文書の抜粋 =>
2006年09月17日 | 教科通信「天タマ」
「天タマ」第08号(1998年11月27日発行)

          市立看護専門学校 哲学の教科通信

    記名式アンケート「より良い授業のために」

 まず第2項の「家族や友達に『天タマ』を見せたり、授業の事を
話したりしていますか。相手の反応はどうですか」はとても聞きた
かった事です。

 なぜこれを聞きたいのだろうか、と反省してみると、その理由と
して、自分が皆さんとほぼ同年令の子供を持つ親であるということ
があると思います。子供が学校の様子を話してくれるのはとても嬉
しいからだと思います。そして、自分に合う先生に出会って楽しく
やっている様子を聞けば「よかったなあ」と思いますし、逆に「英
語の先生は『1年くらいやったって大した事は出来ない』と言って
、雑談ばかりしている」といった事を聞くと、とても残念に思いま
す。

 私もドイツ語講師をしていますが、1年間でも工夫をして熱心に
教えれば随分出来るようになります。持ち上がりで2年間教えたク
ラスからは独検3級合格者を3人出しました。

 それに、Aさんも言うように、「この授業内だけでなく、関係す
るすべての人達とも話し合う必要のある重要な課題ばかり」だと思
っているからでもあります。これを機会に対話が少しでも広がって
欲しいと思っています。

 しかし、皆さんの中で家族と話している人は3分の1以下でした
。中学・高校時代では心理的に難しい場合も多いかと思いますが、
もう20歳です。そろそろ家族と大人の関係を作る努力をしても好い
のではないでしょうか。

 それに、話した人でも、お父さんという言葉が全然出てこないの
はどうしたことでしょうか。家族と離れて生活している人は冬休み
に話して下さるようにお願いします。

         回答から

──哲学ってどんなのか知らなかったけど、授業面白そうだね(母
)。
──母に見せたが、「おもしろいね」と言っていた。

──私と同年代は哲学=難しいというイメージがあり、概論を学ぶ
と思われるけれど、通信や授業の様子を友達に話すと、意外な感じ
を受けるようです。

──母に話したら、「まめだねえ」と一言。
──「専門学校でもこういう風にやってくれるんだねえ」と言って
いた。

取り組む課題 =>
1) 抜粋によると、家族と話している受講者はどのくらいの割合でしたか。
2) 記録のうち、「label-r1: R1 [223, 286, 247, 314]」を含む行から記録の最後の行までを、一字も変えずに書き写してください。両端の行も含めます。
この抜粋とあとに続く記録は、互いに関係のない別々の資料です。

注釈付きの要素項目
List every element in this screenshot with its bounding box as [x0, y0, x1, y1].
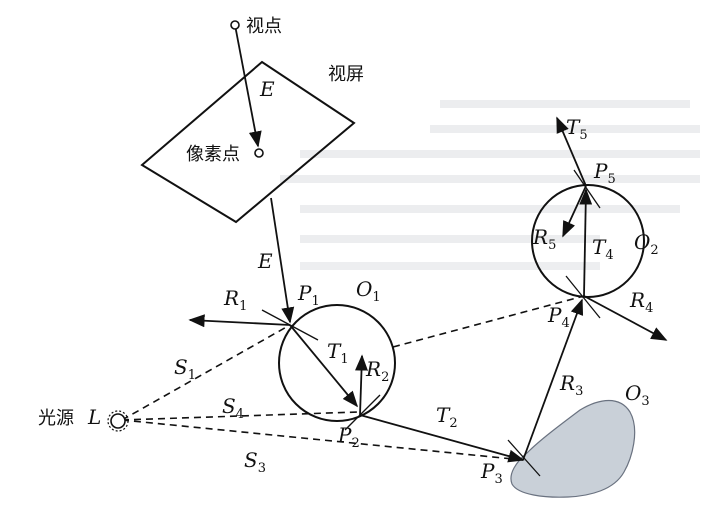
label-r1: R1 [223, 286, 247, 314]
label-t5: T5 [566, 115, 588, 143]
normal-p5 [573, 169, 601, 209]
light-source-icon [107, 410, 129, 432]
pixel-dot [254, 148, 264, 158]
label-p3: P3 [480, 459, 503, 487]
label-o3: O3 [625, 381, 650, 409]
reflect-ray-r4 [583, 295, 668, 341]
transmit-ray-t2 [359, 414, 525, 463]
label-pixel: 像素点 [186, 144, 240, 165]
shadow-ray-s1 [121, 324, 291, 421]
shadow-rays [121, 295, 585, 461]
label-t1: T1 [327, 339, 349, 367]
object-o3 [510, 399, 636, 498]
label-p5: P5 [593, 159, 616, 187]
object-o2 [531, 184, 645, 298]
label-r5: R5 [532, 225, 556, 253]
label-o2: O2 [634, 230, 659, 258]
object-o1 [278, 304, 396, 422]
reflect-ray-r5 [562, 185, 587, 238]
label-screen: 视屏 [328, 64, 364, 85]
reflect-ray-r1 [188, 314, 291, 328]
label-r2: R2 [365, 357, 389, 385]
label-s4: S4 [222, 394, 244, 422]
label-o1: O1 [356, 277, 381, 305]
label-p1: P1 [297, 281, 320, 309]
reflect-ray-r3 [522, 298, 584, 461]
label-p4: P4 [547, 303, 570, 331]
eye-ray-lower [270, 197, 295, 324]
shadow-ray-s4 [121, 411, 359, 421]
label-viewpoint: 视点 [246, 16, 282, 37]
label-e-upper: E [259, 77, 275, 101]
label-t2: T2 [436, 403, 458, 431]
reflect-ray-r2 [355, 354, 368, 416]
label-light-l: L [87, 405, 101, 429]
label-light-source: 光源 [38, 408, 74, 429]
shadow-ray-o1-o2 [392, 295, 585, 348]
normal-p2 [344, 394, 381, 431]
view-screen [140, 60, 356, 224]
label-r4: R4 [629, 288, 653, 316]
label-t4: T4 [592, 235, 614, 263]
transmit-ray-t5 [556, 116, 587, 187]
label-r3: R3 [559, 371, 583, 399]
transmit-ray-t1 [289, 324, 359, 408]
label-s1: S1 [174, 355, 196, 383]
label-e-lower: E [257, 249, 273, 273]
label-s3: S3 [244, 448, 266, 476]
label-p2: P2 [337, 423, 360, 451]
shadow-ray-s3 [121, 419, 524, 461]
viewpoint-dot [230, 20, 240, 30]
transmit-ray-t4 [579, 188, 593, 297]
eye-ray-upper [234, 24, 262, 148]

正解 =>
1) 3分の1以下でした。

2)
label-r1: R1 [223, 286, 247, 314]
label-t5: T5 [566, 115, 588, 143]
normal-p5 [573, 169, 601, 209]
light-source-icon [107, 410, 129, 432]
pixel-dot [254, 148, 264, 158]
label-p3: P3 [480, 459, 503, 487]
label-o3: O3 [625, 381, 650, 409]
reflect-ray-r4 [583, 295, 668, 341]
transmit-ray-t2 [359, 414, 525, 463]
label-pixel: 像素点 [186, 144, 240, 165]
shadow-ray-s1 [121, 324, 291, 421]
shadow-rays [121, 295, 585, 461]
label-t1: T1 [327, 339, 349, 367]
object-o3 [510, 399, 636, 498]
label-p5: P5 [593, 159, 616, 187]
object-o2 [531, 184, 645, 298]
label-r5: R5 [532, 225, 556, 253]
label-o2: O2 [634, 230, 659, 258]
object-o1 [278, 304, 396, 422]
reflect-ray-r5 [562, 185, 587, 238]
label-screen: 视屏 [328, 64, 364, 85]
reflect-ray-r1 [188, 314, 291, 328]
label-r2: R2 [365, 357, 389, 385]
label-s4: S4 [222, 394, 244, 422]
label-o1: O1 [356, 277, 381, 305]
label-p1: P1 [297, 281, 320, 309]
reflect-ray-r3 [522, 298, 584, 461]
label-p4: P4 [547, 303, 570, 331]
eye-ray-lower [270, 197, 295, 324]
shadow-ray-s4 [121, 411, 359, 421]
label-viewpoint: 视点 [246, 16, 282, 37]
label-e-upper: E [259, 77, 275, 101]
label-t2: T2 [436, 403, 458, 431]
reflect-ray-r2 [355, 354, 368, 416]
label-light-l: L [87, 405, 101, 429]
label-light-source: 光源 [38, 408, 74, 429]
shadow-ray-o1-o2 [392, 295, 585, 348]
normal-p2 [344, 394, 381, 431]
view-screen [140, 60, 356, 224]
label-r4: R4 [629, 288, 653, 316]
label-t4: T4 [592, 235, 614, 263]
transmit-ray-t5 [556, 116, 587, 187]
label-r3: R3 [559, 371, 583, 399]
transmit-ray-t1 [289, 324, 359, 408]
label-s1: S1 [174, 355, 196, 383]
label-e-lower: E [257, 249, 273, 273]
label-s3: S3 [244, 448, 266, 476]
label-p2: P2 [337, 423, 360, 451]
shadow-ray-s3 [121, 419, 524, 461]
viewpoint-dot [230, 20, 240, 30]
transmit-ray-t4 [579, 188, 593, 297]
eye-ray-upper [234, 24, 262, 148]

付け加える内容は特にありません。